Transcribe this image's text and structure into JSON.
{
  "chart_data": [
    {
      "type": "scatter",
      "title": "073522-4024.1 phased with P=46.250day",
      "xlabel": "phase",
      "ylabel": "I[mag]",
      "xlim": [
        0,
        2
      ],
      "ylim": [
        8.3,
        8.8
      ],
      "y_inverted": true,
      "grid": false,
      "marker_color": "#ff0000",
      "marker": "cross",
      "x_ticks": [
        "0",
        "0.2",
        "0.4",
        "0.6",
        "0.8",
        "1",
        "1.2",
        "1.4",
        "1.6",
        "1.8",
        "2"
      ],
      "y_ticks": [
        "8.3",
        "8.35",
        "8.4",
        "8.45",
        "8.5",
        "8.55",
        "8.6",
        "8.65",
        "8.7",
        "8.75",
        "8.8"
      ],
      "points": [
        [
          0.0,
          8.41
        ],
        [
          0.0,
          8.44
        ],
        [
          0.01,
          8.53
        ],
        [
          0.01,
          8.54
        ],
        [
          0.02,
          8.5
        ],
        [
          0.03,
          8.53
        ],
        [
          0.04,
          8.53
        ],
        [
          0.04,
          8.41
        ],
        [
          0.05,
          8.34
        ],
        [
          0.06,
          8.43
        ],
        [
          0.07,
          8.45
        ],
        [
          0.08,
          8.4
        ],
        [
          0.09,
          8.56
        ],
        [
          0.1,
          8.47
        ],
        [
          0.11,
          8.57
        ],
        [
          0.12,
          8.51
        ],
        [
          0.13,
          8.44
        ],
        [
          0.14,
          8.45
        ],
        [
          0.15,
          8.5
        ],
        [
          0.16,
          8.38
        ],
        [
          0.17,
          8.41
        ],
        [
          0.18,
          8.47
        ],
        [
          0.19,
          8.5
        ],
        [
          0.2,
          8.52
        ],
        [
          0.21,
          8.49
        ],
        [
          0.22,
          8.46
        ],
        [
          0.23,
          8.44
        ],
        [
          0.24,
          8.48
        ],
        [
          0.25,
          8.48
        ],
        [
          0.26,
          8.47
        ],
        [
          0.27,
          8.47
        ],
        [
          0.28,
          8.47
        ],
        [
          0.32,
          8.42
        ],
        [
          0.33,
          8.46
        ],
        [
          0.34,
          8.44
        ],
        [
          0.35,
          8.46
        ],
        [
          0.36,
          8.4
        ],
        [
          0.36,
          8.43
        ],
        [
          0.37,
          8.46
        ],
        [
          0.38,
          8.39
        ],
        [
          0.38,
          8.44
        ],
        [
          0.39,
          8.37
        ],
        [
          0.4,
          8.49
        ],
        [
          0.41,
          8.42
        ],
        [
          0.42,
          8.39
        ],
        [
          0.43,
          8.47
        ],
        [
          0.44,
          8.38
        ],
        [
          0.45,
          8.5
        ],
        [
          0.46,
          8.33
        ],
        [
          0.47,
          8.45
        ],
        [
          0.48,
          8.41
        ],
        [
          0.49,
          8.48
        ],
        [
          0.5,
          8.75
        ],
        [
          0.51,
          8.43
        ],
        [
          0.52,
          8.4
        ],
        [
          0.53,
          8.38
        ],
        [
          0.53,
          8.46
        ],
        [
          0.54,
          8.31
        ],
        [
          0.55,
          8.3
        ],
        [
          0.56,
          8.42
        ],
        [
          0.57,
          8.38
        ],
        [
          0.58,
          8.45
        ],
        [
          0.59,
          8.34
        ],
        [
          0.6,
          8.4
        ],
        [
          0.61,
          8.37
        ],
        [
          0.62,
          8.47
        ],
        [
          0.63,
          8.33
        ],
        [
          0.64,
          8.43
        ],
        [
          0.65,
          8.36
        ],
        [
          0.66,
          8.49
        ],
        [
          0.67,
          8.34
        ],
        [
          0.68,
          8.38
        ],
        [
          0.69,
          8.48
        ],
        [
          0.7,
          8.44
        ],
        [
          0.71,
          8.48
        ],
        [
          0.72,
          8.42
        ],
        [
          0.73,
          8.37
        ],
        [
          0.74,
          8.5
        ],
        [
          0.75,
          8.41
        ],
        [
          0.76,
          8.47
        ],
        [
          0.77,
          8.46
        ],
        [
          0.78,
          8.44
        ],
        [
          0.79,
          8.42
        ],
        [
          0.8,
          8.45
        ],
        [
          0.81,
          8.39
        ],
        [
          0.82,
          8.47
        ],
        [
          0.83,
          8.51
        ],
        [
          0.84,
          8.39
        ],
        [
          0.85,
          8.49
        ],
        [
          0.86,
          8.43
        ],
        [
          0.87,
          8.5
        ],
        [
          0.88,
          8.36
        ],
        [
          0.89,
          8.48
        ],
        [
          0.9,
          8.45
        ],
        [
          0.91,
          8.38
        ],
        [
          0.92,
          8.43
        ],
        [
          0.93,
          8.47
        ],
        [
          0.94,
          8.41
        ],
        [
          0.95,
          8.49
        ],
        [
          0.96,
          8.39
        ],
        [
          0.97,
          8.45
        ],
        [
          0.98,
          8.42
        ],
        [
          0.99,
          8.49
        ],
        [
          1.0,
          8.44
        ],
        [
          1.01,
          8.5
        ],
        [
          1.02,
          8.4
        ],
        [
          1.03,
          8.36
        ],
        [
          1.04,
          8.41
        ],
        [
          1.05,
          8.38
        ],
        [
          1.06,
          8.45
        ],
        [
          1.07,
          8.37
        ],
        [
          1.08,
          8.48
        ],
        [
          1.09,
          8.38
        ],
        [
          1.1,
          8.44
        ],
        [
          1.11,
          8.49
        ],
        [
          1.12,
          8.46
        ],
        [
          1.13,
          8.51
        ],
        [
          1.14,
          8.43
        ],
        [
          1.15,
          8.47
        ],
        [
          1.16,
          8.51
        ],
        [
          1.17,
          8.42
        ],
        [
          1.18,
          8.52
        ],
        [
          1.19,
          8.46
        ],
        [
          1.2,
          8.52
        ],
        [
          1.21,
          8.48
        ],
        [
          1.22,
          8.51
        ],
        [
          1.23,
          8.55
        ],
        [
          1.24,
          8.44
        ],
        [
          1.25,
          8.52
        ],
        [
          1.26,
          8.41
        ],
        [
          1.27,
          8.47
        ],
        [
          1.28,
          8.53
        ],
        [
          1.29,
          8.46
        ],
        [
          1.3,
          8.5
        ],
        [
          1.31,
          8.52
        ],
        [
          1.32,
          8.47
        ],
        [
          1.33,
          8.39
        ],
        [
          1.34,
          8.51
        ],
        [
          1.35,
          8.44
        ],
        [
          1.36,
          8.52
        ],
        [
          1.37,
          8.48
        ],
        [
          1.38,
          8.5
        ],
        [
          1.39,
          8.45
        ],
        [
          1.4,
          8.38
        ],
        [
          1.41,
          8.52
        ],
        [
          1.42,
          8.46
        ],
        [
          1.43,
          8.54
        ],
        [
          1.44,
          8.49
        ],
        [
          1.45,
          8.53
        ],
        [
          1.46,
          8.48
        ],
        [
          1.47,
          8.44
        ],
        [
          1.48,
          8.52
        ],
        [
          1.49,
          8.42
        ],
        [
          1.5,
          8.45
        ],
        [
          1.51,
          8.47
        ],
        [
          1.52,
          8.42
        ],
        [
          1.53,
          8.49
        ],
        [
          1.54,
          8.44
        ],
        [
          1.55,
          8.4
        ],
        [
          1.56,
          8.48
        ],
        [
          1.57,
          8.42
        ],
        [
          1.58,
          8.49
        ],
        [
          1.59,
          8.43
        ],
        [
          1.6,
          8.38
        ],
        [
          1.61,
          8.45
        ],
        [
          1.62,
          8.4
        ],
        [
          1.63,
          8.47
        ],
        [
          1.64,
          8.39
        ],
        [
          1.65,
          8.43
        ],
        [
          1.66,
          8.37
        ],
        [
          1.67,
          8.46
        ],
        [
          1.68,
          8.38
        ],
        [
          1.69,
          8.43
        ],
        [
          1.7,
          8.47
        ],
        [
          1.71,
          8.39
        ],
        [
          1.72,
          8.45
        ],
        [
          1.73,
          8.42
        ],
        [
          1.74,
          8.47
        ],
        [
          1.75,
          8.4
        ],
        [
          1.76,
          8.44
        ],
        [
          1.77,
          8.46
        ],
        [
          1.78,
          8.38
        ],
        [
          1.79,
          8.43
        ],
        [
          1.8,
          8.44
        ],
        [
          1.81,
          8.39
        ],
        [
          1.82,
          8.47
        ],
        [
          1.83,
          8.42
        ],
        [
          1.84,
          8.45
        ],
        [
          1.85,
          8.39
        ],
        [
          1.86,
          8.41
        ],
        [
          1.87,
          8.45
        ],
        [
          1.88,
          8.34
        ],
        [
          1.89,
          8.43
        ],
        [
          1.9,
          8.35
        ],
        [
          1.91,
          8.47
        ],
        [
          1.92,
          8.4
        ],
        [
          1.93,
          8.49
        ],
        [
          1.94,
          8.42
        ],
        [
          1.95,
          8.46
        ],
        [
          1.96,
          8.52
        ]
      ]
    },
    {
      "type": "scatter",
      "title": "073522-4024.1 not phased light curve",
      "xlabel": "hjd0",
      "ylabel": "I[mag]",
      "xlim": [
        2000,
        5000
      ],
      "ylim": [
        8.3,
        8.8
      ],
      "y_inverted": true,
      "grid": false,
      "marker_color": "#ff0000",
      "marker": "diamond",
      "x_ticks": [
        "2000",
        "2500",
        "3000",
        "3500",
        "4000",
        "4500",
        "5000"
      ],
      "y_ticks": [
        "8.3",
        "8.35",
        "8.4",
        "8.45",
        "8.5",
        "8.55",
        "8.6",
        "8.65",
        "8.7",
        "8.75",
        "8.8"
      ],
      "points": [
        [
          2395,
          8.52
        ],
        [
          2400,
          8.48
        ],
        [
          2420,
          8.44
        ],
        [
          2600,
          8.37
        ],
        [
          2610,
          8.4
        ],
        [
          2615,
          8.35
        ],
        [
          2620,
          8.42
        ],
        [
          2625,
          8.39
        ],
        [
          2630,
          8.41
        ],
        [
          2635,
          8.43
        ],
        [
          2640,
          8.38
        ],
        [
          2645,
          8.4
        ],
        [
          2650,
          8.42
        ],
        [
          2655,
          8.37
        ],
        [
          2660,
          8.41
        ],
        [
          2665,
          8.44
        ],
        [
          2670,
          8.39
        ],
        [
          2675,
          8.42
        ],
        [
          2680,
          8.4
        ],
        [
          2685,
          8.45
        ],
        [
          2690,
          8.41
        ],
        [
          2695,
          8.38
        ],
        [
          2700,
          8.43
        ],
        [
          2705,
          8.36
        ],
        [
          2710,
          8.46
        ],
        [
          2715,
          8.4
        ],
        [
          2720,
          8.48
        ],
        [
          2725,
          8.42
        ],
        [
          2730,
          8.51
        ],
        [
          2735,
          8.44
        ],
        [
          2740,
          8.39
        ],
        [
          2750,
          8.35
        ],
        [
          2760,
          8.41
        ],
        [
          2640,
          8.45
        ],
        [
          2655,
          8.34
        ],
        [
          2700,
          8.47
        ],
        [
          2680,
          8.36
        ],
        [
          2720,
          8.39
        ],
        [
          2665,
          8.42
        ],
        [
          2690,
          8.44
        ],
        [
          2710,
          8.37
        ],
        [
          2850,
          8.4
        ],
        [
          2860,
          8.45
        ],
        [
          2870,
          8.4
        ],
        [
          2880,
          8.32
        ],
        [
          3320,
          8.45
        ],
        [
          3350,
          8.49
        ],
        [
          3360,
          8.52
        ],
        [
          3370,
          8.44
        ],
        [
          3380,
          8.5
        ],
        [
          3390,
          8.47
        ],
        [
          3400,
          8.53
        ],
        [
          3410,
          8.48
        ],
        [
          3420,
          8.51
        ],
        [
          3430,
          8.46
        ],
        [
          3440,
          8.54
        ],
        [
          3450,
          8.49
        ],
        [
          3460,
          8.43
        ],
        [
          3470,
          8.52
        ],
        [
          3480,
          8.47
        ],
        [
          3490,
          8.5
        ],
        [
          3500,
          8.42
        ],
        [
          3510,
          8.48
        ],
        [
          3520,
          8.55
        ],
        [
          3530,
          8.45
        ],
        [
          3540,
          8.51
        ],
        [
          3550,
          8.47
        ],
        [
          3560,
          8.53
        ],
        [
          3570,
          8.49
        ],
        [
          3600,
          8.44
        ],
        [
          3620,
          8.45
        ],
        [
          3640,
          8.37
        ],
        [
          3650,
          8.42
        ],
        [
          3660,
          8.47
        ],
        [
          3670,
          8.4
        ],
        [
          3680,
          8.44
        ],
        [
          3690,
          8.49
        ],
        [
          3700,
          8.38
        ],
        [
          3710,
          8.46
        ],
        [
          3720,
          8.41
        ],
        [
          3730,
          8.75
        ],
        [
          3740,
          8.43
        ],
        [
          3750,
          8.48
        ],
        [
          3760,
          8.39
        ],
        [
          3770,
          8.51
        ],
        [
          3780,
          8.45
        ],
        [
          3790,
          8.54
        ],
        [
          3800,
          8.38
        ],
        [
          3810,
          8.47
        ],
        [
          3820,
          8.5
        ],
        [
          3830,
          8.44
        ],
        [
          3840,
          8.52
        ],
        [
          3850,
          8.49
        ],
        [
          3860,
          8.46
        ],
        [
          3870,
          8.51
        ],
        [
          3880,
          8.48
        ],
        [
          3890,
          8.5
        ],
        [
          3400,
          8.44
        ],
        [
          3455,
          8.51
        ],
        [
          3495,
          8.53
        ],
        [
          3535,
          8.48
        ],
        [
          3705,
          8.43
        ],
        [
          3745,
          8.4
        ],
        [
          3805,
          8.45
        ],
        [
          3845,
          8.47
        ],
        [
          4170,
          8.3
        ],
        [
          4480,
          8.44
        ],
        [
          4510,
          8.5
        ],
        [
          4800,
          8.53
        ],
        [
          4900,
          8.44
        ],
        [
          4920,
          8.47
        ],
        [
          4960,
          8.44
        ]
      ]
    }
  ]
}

★ ★ ★ ★ ★

# Problem requirements:
Provide only the number of lines in the records containing the string "title".

# Result of the task:
2